OBJECTIVE →
Would you transcribe the listing that follows, character for character, and omit its images?

Data entries →

::::::::::

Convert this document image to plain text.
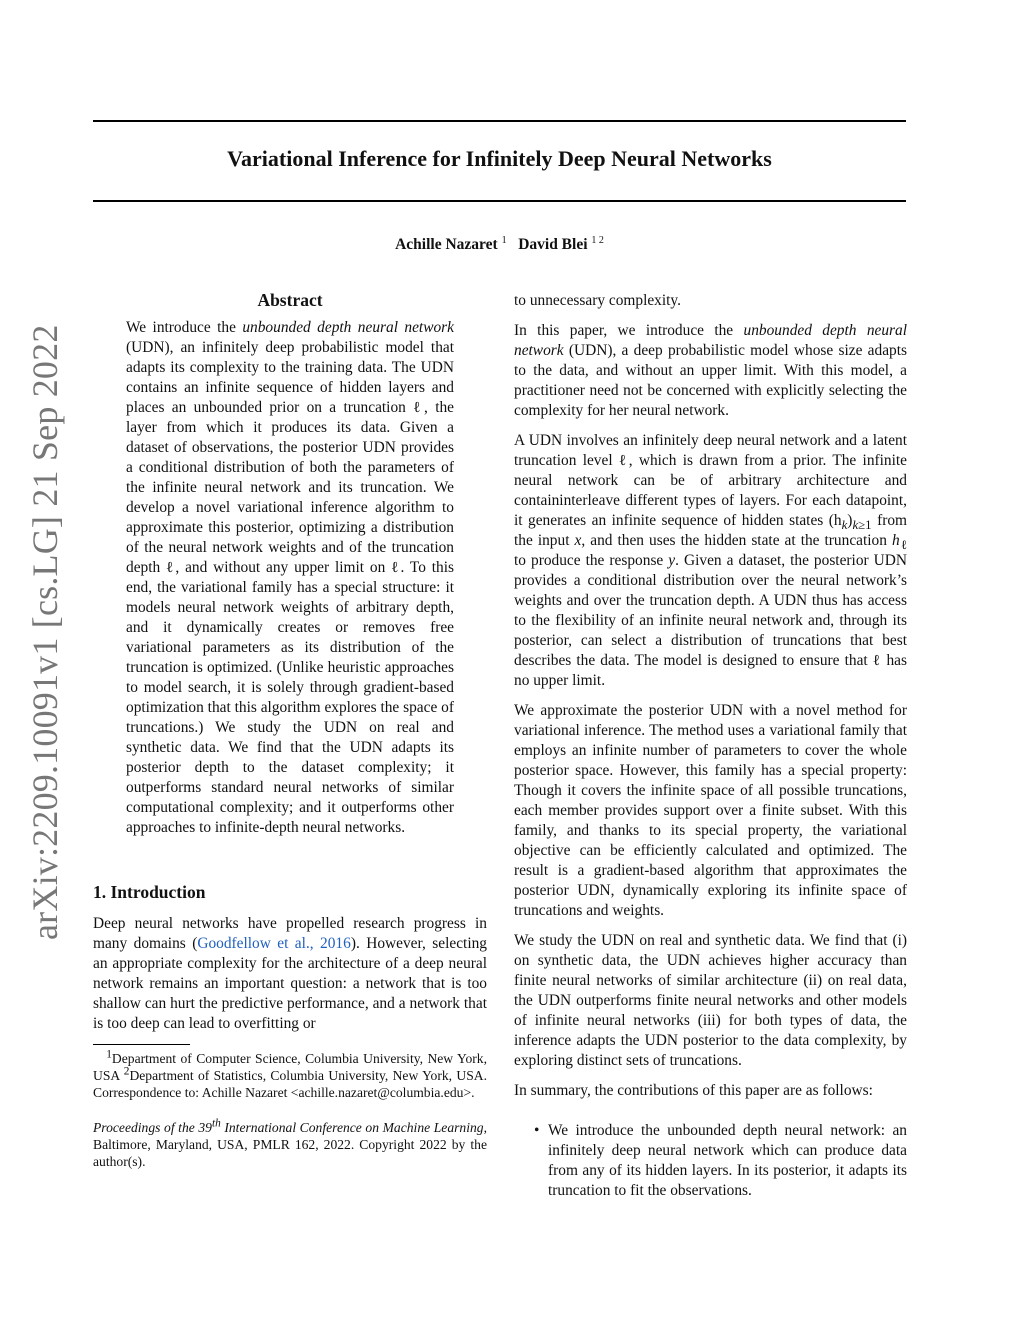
arXiv:2209.10091v1 [cs.LG] 21 Sep 2022
Variational Inference for Infinitely Deep Neural Networks
Achille Nazaret $^1$ David Blei $^{1 2}$
Abstract
We introduce the unbounded depth neural network (UDN), an infinitely deep probabilistic model that adapts its complexity to the training data. The UDN contains an infinite sequence of hidden layers and places an unbounded prior on a truncation ℓ, the layer from which it produces its data. Given a dataset of observations, the posterior UDN provides a conditional distribution of both the parameters of the infinite neural network and its truncation. We develop a novel variational inference algorithm to approximate this posterior, optimizing a distribution of the neural network weights and of the truncation depth ℓ, and without any upper limit on ℓ. To this end, the variational family has a special structure: it models neural network weights of arbitrary depth, and it dynamically creates or removes free variational parameters as its distribution of the truncation is optimized. (Unlike heuristic approaches to model search, it is solely through gradient-based optimization that this algorithm explores the space of truncations.) We study the UDN on real and synthetic data. We find that the UDN adapts its posterior depth to the dataset complexity; it outperforms standard neural networks of similar computational complexity; and it outperforms other approaches to infinite-depth neural networks.
1. Introduction

Deep neural networks have propelled research progress in many domains (Goodfellow et al., 2016). However, selecting an appropriate complexity for the architecture of a deep neural network remains an important question: a network that is too shallow can hurt the predictive performance, and a network that is too deep can lead to overfitting or

$^1$Department of Computer Science, Columbia University, New York, USA $^2$Department of Statistics, Columbia University, New York, USA. Correspondence to: Achille Nazaret <achille.nazaret@columbia.edu>.
Proceedings of the 39th International Conference on Machine Learning, Baltimore, Maryland, USA, PMLR 162, 2022. Copyright 2022 by the author(s).

to unnecessary complexity.

In this paper, we introduce the unbounded depth neural network (UDN), a deep probabilistic model whose size adapts to the data, and without an upper limit. With this model, a practitioner need not be concerned with explicitly selecting the complexity for her neural network.

A UDN involves an infinitely deep neural network and a latent truncation level ℓ, which is drawn from a prior. The infinite neural network can be of arbitrary architecture and containinterleave different types of layers. For each datapoint, it generates an infinite sequence of hidden states $(h_k)_{k\ge 1}$ from the input x, and then uses the hidden state at the truncation $h_\ell$ to produce the response y. Given a dataset, the posterior UDN provides a conditional distribution over the neural network’s weights and over the truncation depth. A UDN thus has access to the flexibility of an infinite neural network and, through its posterior, can select a distribution of truncations that best describes the data. The model is designed to ensure that ℓ has no upper limit.

We approximate the posterior UDN with a novel method for variational inference. The method uses a variational family that employs an infinite number of parameters to cover the whole posterior space. However, this family has a special property: Though it covers the infinite space of all possible truncations, each member provides support over a finite subset. With this family, and thanks to its special property, the variational objective can be efficiently calculated and optimized. The result is a gradient-based algorithm that approximates the posterior UDN, dynamically exploring its infinite space of truncations and weights.

We study the UDN on real and synthetic data. We find that (i) on synthetic data, the UDN achieves higher accuracy than finite neural networks of similar architecture (ii) on real data, the UDN outperforms finite neural networks and other models of infinite neural networks (iii) for both types of data, the inference adapts the UDN posterior to the data complexity, by exploring distinct sets of truncations.

In summary, the contributions of this paper are as follows:

• We introduce the unbounded depth neural network: an infinitely deep neural network which can produce data from any of its hidden layers. In its posterior, it adapts its truncation to fit the observations.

::::::::::

WRITTEN SOLUTION →
Convert this document image to plain text.
arXiv:2209.10091v1 [cs.LG] 21 Sep 2022
Variational Inference for Infinitely Deep Neural Networks
Achille Nazaret $^1$ David Blei $^{1 2}$
Abstract
We introduce the unbounded depth neural network (UDN), an infinitely deep probabilistic model that adapts its complexity to the training data. The UDN contains an infinite sequence of hidden layers and places an unbounded prior on a truncation ℓ, the layer from which it produces its data. Given a dataset of observations, the posterior UDN provides a conditional distribution of both the parameters of the infinite neural network and its truncation. We develop a novel variational inference algorithm to approximate this posterior, optimizing a distribution of the neural network weights and of the truncation depth ℓ, and without any upper limit on ℓ. To this end, the variational family has a special structure: it models neural network weights of arbitrary depth, and it dynamically creates or removes free variational parameters as its distribution of the truncation is optimized. (Unlike heuristic approaches to model search, it is solely through gradient-based optimization that this algorithm explores the space of truncations.) We study the UDN on real and synthetic data. We find that the UDN adapts its posterior depth to the dataset complexity; it outperforms standard neural networks of similar computational complexity; and it outperforms other approaches to infinite-depth neural networks.
1. Introduction

Deep neural networks have propelled research progress in many domains (Goodfellow et al., 2016). However, selecting an appropriate complexity for the architecture of a deep neural network remains an important question: a network that is too shallow can hurt the predictive performance, and a network that is too deep can lead to overfitting or

$^1$Department of Computer Science, Columbia University, New York, USA $^2$Department of Statistics, Columbia University, New York, USA. Correspondence to: Achille Nazaret <achille.nazaret@columbia.edu>.
Proceedings of the 39th International Conference on Machine Learning, Baltimore, Maryland, USA, PMLR 162, 2022. Copyright 2022 by the author(s).

to unnecessary complexity.

In this paper, we introduce the unbounded depth neural network (UDN), a deep probabilistic model whose size adapts to the data, and without an upper limit. With this model, a practitioner need not be concerned with explicitly selecting the complexity for her neural network.

A UDN involves an infinitely deep neural network and a latent truncation level ℓ, which is drawn from a prior. The infinite neural network can be of arbitrary architecture and containinterleave different types of layers. For each datapoint, it generates an infinite sequence of hidden states $(h_k)_{k\ge 1}$ from the input x, and then uses the hidden state at the truncation $h_\ell$ to produce the response y. Given a dataset, the posterior UDN provides a conditional distribution over the neural network’s weights and over the truncation depth. A UDN thus has access to the flexibility of an infinite neural network and, through its posterior, can select a distribution of truncations that best describes the data. The model is designed to ensure that ℓ has no upper limit.

We approximate the posterior UDN with a novel method for variational inference. The method uses a variational family that employs an infinite number of parameters to cover the whole posterior space. However, this family has a special property: Though it covers the infinite space of all possible truncations, each member provides support over a finite subset. With this family, and thanks to its special property, the variational objective can be efficiently calculated and optimized. The result is a gradient-based algorithm that approximates the posterior UDN, dynamically exploring its infinite space of truncations and weights.

We study the UDN on real and synthetic data. We find that (i) on synthetic data, the UDN achieves higher accuracy than finite neural networks of similar architecture (ii) on real data, the UDN outperforms finite neural networks and other models of infinite neural networks (iii) for both types of data, the inference adapts the UDN posterior to the data complexity, by exploring distinct sets of truncations.

In summary, the contributions of this paper are as follows:

• We introduce the unbounded depth neural network: an infinitely deep neural network which can produce data from any of its hidden layers. In its posterior, it adapts its truncation to fit the observations.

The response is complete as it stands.